* _Records for this task_:
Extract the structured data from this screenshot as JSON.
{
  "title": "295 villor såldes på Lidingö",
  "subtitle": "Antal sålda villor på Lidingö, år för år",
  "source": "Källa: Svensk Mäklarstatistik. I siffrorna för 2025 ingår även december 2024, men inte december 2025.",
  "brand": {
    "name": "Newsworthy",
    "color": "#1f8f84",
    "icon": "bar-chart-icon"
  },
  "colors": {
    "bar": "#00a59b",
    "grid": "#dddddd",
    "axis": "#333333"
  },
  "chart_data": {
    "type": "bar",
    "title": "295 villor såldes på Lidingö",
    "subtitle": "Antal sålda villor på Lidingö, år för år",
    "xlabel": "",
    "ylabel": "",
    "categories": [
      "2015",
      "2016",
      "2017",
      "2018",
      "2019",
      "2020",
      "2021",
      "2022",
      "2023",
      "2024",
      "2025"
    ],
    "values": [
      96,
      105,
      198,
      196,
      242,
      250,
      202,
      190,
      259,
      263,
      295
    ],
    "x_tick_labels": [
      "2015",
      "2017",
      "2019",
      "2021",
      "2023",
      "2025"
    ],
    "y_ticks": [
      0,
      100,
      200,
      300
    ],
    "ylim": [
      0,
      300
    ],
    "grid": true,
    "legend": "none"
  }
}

* _Stated problem_:
Reproduce the complete set of lines precisely as supplied.

* _Written answer_:
Extract the structured data from this screenshot as JSON.
{
  "title": "295 villor såldes på Lidingö",
  "subtitle": "Antal sålda villor på Lidingö, år för år",
  "source": "Källa: Svensk Mäklarstatistik. I siffrorna för 2025 ingår även december 2024, men inte december 2025.",
  "brand": {
    "name": "Newsworthy",
    "color": "#1f8f84",
    "icon": "bar-chart-icon"
  },
  "colors": {
    "bar": "#00a59b",
    "grid": "#dddddd",
    "axis": "#333333"
  },
  "chart_data": {
    "type": "bar",
    "title": "295 villor såldes på Lidingö",
    "subtitle": "Antal sålda villor på Lidingö, år för år",
    "xlabel": "",
    "ylabel": "",
    "categories": [
      "2015",
      "2016",
      "2017",
      "2018",
      "2019",
      "2020",
      "2021",
      "2022",
      "2023",
      "2024",
      "2025"
    ],
    "values": [
      96,
      105,
      198,
      196,
      242,
      250,
      202,
      190,
      259,
      263,
      295
    ],
    "x_tick_labels": [
      "2015",
      "2017",
      "2019",
      "2021",
      "2023",
      "2025"
    ],
    "y_ticks": [
      0,
      100,
      200,
      300
    ],
    "ylim": [
      0,
      300
    ],
    "grid": true,
    "legend": "none"
  }
}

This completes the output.